STATED EXERCISE: Do not copy the pictures; transcribe all other material exactly.

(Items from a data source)
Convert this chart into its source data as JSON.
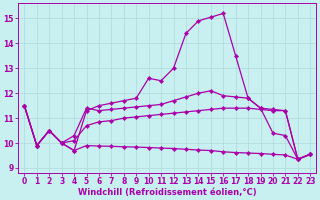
{
  "xlabel": "Windchill (Refroidissement éolien,°C)",
  "background_color": "#c8f0f0",
  "grid_color": "#b0d8d8",
  "line_color": "#aa00aa",
  "xlim": [
    -0.5,
    23.5
  ],
  "ylim": [
    8.8,
    15.6
  ],
  "yticks": [
    9,
    10,
    11,
    12,
    13,
    14,
    15
  ],
  "xticks": [
    0,
    1,
    2,
    3,
    4,
    5,
    6,
    7,
    8,
    9,
    10,
    11,
    12,
    13,
    14,
    15,
    16,
    17,
    18,
    19,
    20,
    21,
    22,
    23
  ],
  "series": [
    {
      "x": [
        0,
        1,
        2,
        3,
        4,
        5,
        6,
        7,
        8,
        9,
        10,
        11,
        12,
        13,
        14,
        15,
        16,
        17,
        18,
        19,
        20,
        21,
        22,
        23
      ],
      "y": [
        11.5,
        9.9,
        10.5,
        10.0,
        9.7,
        11.3,
        11.5,
        11.6,
        11.7,
        11.8,
        12.6,
        12.5,
        13.0,
        14.4,
        14.9,
        15.05,
        15.2,
        13.5,
        11.8,
        11.4,
        10.4,
        10.3,
        9.35,
        9.55
      ]
    },
    {
      "x": [
        0,
        1,
        2,
        3,
        4,
        5,
        6,
        7,
        8,
        9,
        10,
        11,
        12,
        13,
        14,
        15,
        16,
        17,
        18,
        19,
        20,
        21,
        22,
        23
      ],
      "y": [
        11.5,
        9.9,
        10.5,
        10.0,
        10.3,
        11.4,
        11.3,
        11.35,
        11.4,
        11.45,
        11.5,
        11.55,
        11.7,
        11.85,
        12.0,
        12.1,
        11.9,
        11.85,
        11.8,
        11.4,
        11.35,
        11.3,
        9.35,
        9.55
      ]
    },
    {
      "x": [
        0,
        1,
        2,
        3,
        4,
        5,
        6,
        7,
        8,
        9,
        10,
        11,
        12,
        13,
        14,
        15,
        16,
        17,
        18,
        19,
        20,
        21,
        22,
        23
      ],
      "y": [
        11.5,
        9.9,
        10.5,
        10.0,
        10.1,
        10.7,
        10.85,
        10.9,
        11.0,
        11.05,
        11.1,
        11.15,
        11.2,
        11.25,
        11.3,
        11.35,
        11.4,
        11.4,
        11.4,
        11.35,
        11.3,
        11.3,
        9.35,
        9.55
      ]
    },
    {
      "x": [
        0,
        1,
        2,
        3,
        4,
        5,
        6,
        7,
        8,
        9,
        10,
        11,
        12,
        13,
        14,
        15,
        16,
        17,
        18,
        19,
        20,
        21,
        22,
        23
      ],
      "y": [
        11.5,
        9.9,
        10.5,
        10.0,
        9.7,
        9.9,
        9.88,
        9.87,
        9.85,
        9.84,
        9.82,
        9.8,
        9.78,
        9.75,
        9.72,
        9.7,
        9.65,
        9.62,
        9.6,
        9.58,
        9.55,
        9.52,
        9.35,
        9.55
      ]
    }
  ]
}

SOLUTION TO THIS EXERCISE:
Convert this chart into its source data as JSON.
{
  "xlabel": "Windchill (Refroidissement éolien,°C)",
  "background_color": "#c8f0f0",
  "grid_color": "#b0d8d8",
  "line_color": "#aa00aa",
  "xlim": [
    -0.5,
    23.5
  ],
  "ylim": [
    8.8,
    15.6
  ],
  "yticks": [
    9,
    10,
    11,
    12,
    13,
    14,
    15
  ],
  "xticks": [
    0,
    1,
    2,
    3,
    4,
    5,
    6,
    7,
    8,
    9,
    10,
    11,
    12,
    13,
    14,
    15,
    16,
    17,
    18,
    19,
    20,
    21,
    22,
    23
  ],
  "series": [
    {
      "x": [
        0,
        1,
        2,
        3,
        4,
        5,
        6,
        7,
        8,
        9,
        10,
        11,
        12,
        13,
        14,
        15,
        16,
        17,
        18,
        19,
        20,
        21,
        22,
        23
      ],
      "y": [
        11.5,
        9.9,
        10.5,
        10.0,
        9.7,
        11.3,
        11.5,
        11.6,
        11.7,
        11.8,
        12.6,
        12.5,
        13.0,
        14.4,
        14.9,
        15.05,
        15.2,
        13.5,
        11.8,
        11.4,
        10.4,
        10.3,
        9.35,
        9.55
      ]
    },
    {
      "x": [
        0,
        1,
        2,
        3,
        4,
        5,
        6,
        7,
        8,
        9,
        10,
        11,
        12,
        13,
        14,
        15,
        16,
        17,
        18,
        19,
        20,
        21,
        22,
        23
      ],
      "y": [
        11.5,
        9.9,
        10.5,
        10.0,
        10.3,
        11.4,
        11.3,
        11.35,
        11.4,
        11.45,
        11.5,
        11.55,
        11.7,
        11.85,
        12.0,
        12.1,
        11.9,
        11.85,
        11.8,
        11.4,
        11.35,
        11.3,
        9.35,
        9.55
      ]
    },
    {
      "x": [
        0,
        1,
        2,
        3,
        4,
        5,
        6,
        7,
        8,
        9,
        10,
        11,
        12,
        13,
        14,
        15,
        16,
        17,
        18,
        19,
        20,
        21,
        22,
        23
      ],
      "y": [
        11.5,
        9.9,
        10.5,
        10.0,
        10.1,
        10.7,
        10.85,
        10.9,
        11.0,
        11.05,
        11.1,
        11.15,
        11.2,
        11.25,
        11.3,
        11.35,
        11.4,
        11.4,
        11.4,
        11.35,
        11.3,
        11.3,
        9.35,
        9.55
      ]
    },
    {
      "x": [
        0,
        1,
        2,
        3,
        4,
        5,
        6,
        7,
        8,
        9,
        10,
        11,
        12,
        13,
        14,
        15,
        16,
        17,
        18,
        19,
        20,
        21,
        22,
        23
      ],
      "y": [
        11.5,
        9.9,
        10.5,
        10.0,
        9.7,
        9.9,
        9.88,
        9.87,
        9.85,
        9.84,
        9.82,
        9.8,
        9.78,
        9.75,
        9.72,
        9.7,
        9.65,
        9.62,
        9.6,
        9.58,
        9.55,
        9.52,
        9.35,
        9.55
      ]
    }
  ]
}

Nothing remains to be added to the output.